- **Written instruction A**: According to the article below on Skin Two's music policy, in what year did Torture Garden arrive?
- **Written instruction B**: Translate this sentence from the article below on Skin Two's music policy into Spanish: "Fusing acid house attitude with fetish style, Submission could be said to have started what we now call the fetish dance scene."
- **Written instruction C**: Transcribe the part of the article below on Skin Two's music policy that opens with the words containing "This preference for" and closes with "of Club Submission.".

- **Selection**:
+ + + + +

ORIGINAL SKIN TWO ENDS BUT THE SCENE LIVES ON

PERFORMANCES at the original club were often spontaneously provided by audience ‘volunteers’ (photo: Krystina Kitsis)
Skin Two’s kink-focused music policy
While there are a few exceptions, these days you’d be pretty surprised if you attended a fetish night where some type of electronic dance music was not on the menu. Fetish audiences may like different dance music styles, but dance music of some kind is generally a basic expectation.
It was not always so. At the original Skin Two, in between some popular dancefloor tracks such as Bowie’s Fashion and Let’s Dance (Claridge was a massive Bowie fan), there was a strong focus on music chosen for titles or lyrics that had kink overtones, with ‘danceability’ of secondary concern.
This meant songs like Soft Cell’s The Girl With the Patent Leather Face, Velvet Underground’s Venus in Furs and Devo’s Whip It! were among favourite choices to create the desired atmosphere in Stallions’ basement.
This preference for music that referenced pervery in some way was echoed for some years by the London fetish clubs that followed Skin Two. The big music game-changer came in the summer of 1989 with the launch by DJ Rubber Ron & co of Club Submission.
Fusing acid house attitude with fetish style, Submission could be said to have started what we now call the fetish dance scene. That lead was followed by Torture Garden which, arriving in 1990, soon became as well-known for its typical ‘bangin’ techno’ dancefloor environments as for its exhibitionist patrons, extreme fashion shows and outrageous performances.

+ + + + +

- **Provided material**:
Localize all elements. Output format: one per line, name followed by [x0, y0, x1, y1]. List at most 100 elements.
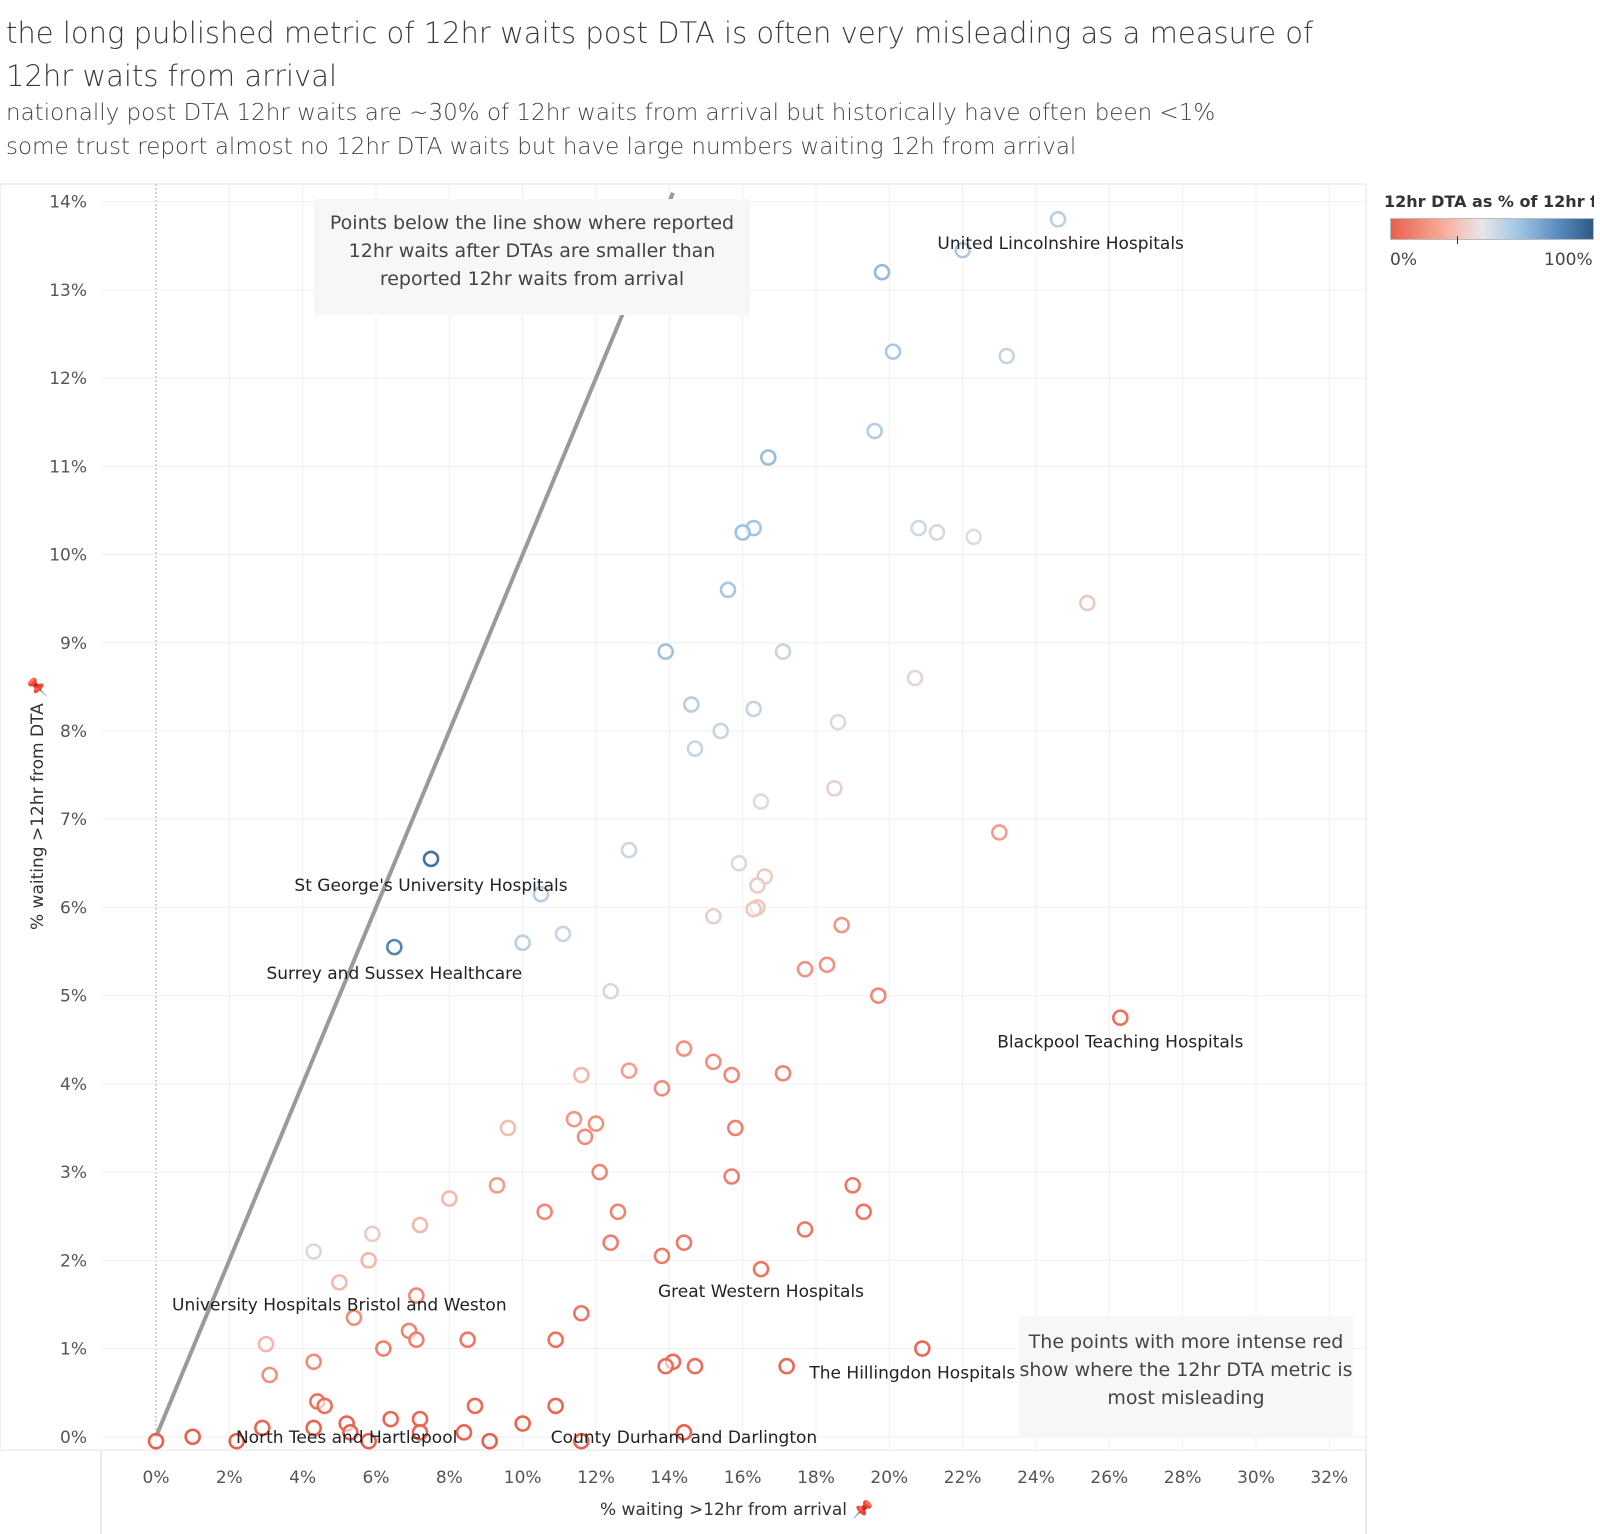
- data-point[interactable]: [620, 1062, 638, 1079]
- data-point[interactable]: [573, 1432, 590, 1450]
- data-point[interactable]: [254, 1419, 271, 1437]
- data-point[interactable]: [382, 1410, 399, 1428]
- data-point[interactable]: [653, 1079, 671, 1097]
- data-point[interactable]: [261, 1366, 278, 1384]
- data-point[interactable]: [675, 1424, 693, 1441]
- data-point[interactable]: [408, 1287, 425, 1304]
- data-point[interactable]: [705, 1053, 722, 1071]
- pin-icon[interactable]: 📌: [28, 676, 48, 698]
- data-point[interactable]: [342, 1424, 359, 1441]
- data-point[interactable]: [906, 669, 924, 687]
- data-point[interactable]: [591, 1163, 608, 1181]
- data-point[interactable]: [752, 793, 770, 810]
- data-point[interactable]: [609, 1203, 627, 1221]
- data-point[interactable]: [536, 1203, 553, 1221]
- data-point[interactable]: [386, 938, 403, 956]
- data-point[interactable]: [653, 1247, 671, 1265]
- data-point[interactable]: [345, 1309, 363, 1326]
- data-point[interactable]: [712, 722, 729, 740]
- data-point[interactable]: [928, 524, 946, 541]
- data-point[interactable]: [316, 1397, 333, 1415]
- data-point[interactable]: [719, 581, 737, 599]
- data-point[interactable]: [147, 1432, 165, 1450]
- data-point[interactable]: [408, 1331, 425, 1349]
- data-point[interactable]: [360, 1432, 377, 1450]
- data-point[interactable]: [705, 907, 722, 925]
- data-point[interactable]: [778, 1357, 795, 1375]
- data-point[interactable]: [532, 885, 550, 903]
- data-point[interactable]: [455, 1424, 473, 1441]
- data-point[interactable]: [752, 1260, 770, 1278]
- data-point[interactable]: [873, 263, 891, 281]
- data-point[interactable]: [686, 740, 704, 757]
- data-point[interactable]: [686, 1357, 704, 1375]
- data-point[interactable]: [411, 1410, 429, 1428]
- data-point[interactable]: [488, 1177, 506, 1194]
- data-point[interactable]: [441, 1190, 458, 1207]
- data-point[interactable]: [466, 1397, 484, 1415]
- data-point[interactable]: [576, 1128, 594, 1146]
- data-point[interactable]: [620, 841, 638, 859]
- data-point[interactable]: [870, 987, 887, 1004]
- data-point[interactable]: [745, 900, 762, 918]
- data-point[interactable]: [866, 422, 883, 440]
- data-point[interactable]: [305, 1243, 322, 1260]
- data-point[interactable]: [422, 850, 440, 868]
- data-point[interactable]: [565, 1110, 583, 1128]
- data-point[interactable]: [257, 1335, 275, 1353]
- data-point[interactable]: [481, 1432, 498, 1450]
- data-point[interactable]: [991, 824, 1008, 841]
- data-point[interactable]: [760, 449, 777, 466]
- data-point[interactable]: [829, 713, 847, 731]
- legend-color-ramp[interactable]: [1390, 218, 1594, 240]
- data-point[interactable]: [411, 1424, 429, 1441]
- data-point[interactable]: [675, 1040, 693, 1057]
- data-point[interactable]: [826, 780, 843, 797]
- pin-icon[interactable]: 📌: [852, 1500, 874, 1520]
- data-point[interactable]: [375, 1340, 392, 1357]
- data-point[interactable]: [1049, 210, 1067, 228]
- data-point[interactable]: [657, 643, 674, 660]
- data-point[interactable]: [745, 700, 762, 718]
- data-point[interactable]: [364, 1225, 381, 1243]
- data-point[interactable]: [734, 524, 751, 541]
- data-point[interactable]: [360, 1252, 377, 1269]
- data-point[interactable]: [796, 1221, 814, 1238]
- data-point[interactable]: [184, 1428, 201, 1446]
- data-point[interactable]: [547, 1397, 564, 1415]
- data-point[interactable]: [818, 956, 836, 974]
- data-point[interactable]: [723, 1168, 740, 1185]
- data-point[interactable]: [657, 1357, 674, 1375]
- data-point[interactable]: [723, 1066, 740, 1084]
- data-point[interactable]: [774, 643, 792, 660]
- data-point[interactable]: [305, 1419, 322, 1437]
- data-point[interactable]: [228, 1432, 245, 1450]
- data-point[interactable]: [514, 934, 531, 952]
- data-point[interactable]: [844, 1177, 861, 1194]
- data-point[interactable]: [1079, 594, 1096, 612]
- data-point[interactable]: [331, 1274, 348, 1291]
- data-point[interactable]: [910, 519, 927, 537]
- data-point[interactable]: [554, 925, 572, 943]
- data-point[interactable]: [730, 855, 748, 872]
- data-point[interactable]: [459, 1331, 476, 1349]
- data-points[interactable]: [147, 210, 1129, 1450]
- data-point[interactable]: [305, 1353, 322, 1371]
- data-point[interactable]: [1112, 1009, 1129, 1027]
- data-point[interactable]: [749, 877, 766, 894]
- data-point[interactable]: [833, 916, 850, 934]
- data-point[interactable]: [573, 1066, 590, 1084]
- data-point[interactable]: [727, 1119, 744, 1137]
- data-point[interactable]: [914, 1340, 931, 1357]
- data-point[interactable]: [602, 1234, 619, 1251]
- data-point[interactable]: [602, 982, 619, 1000]
- data-point[interactable]: [675, 1234, 693, 1251]
- data-point[interactable]: [683, 696, 700, 713]
- data-point[interactable]: [774, 1064, 792, 1082]
- data-point[interactable]: [796, 960, 814, 978]
- data-point[interactable]: [884, 343, 902, 360]
- data-point[interactable]: [499, 1119, 517, 1137]
- data-point[interactable]: [547, 1331, 564, 1349]
- data-point[interactable]: [514, 1415, 531, 1432]
- data-point[interactable]: [998, 347, 1015, 365]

+ + + + +

- **Correct answer A**: 1990

- **Correct answer B**: Al fusionar la actitud del acid house con el estilo fetichista, podría decirse que Submission inició lo que hoy llamamos la escena fetichista de música dance.

- **Correct answer C**:
This preference for music that referenced pervery in some way was echoed for some years by the London fetish clubs that followed Skin Two. The big music game-changer came in the summer of 1989 with the launch by DJ Rubber Ron & co of Club Submission.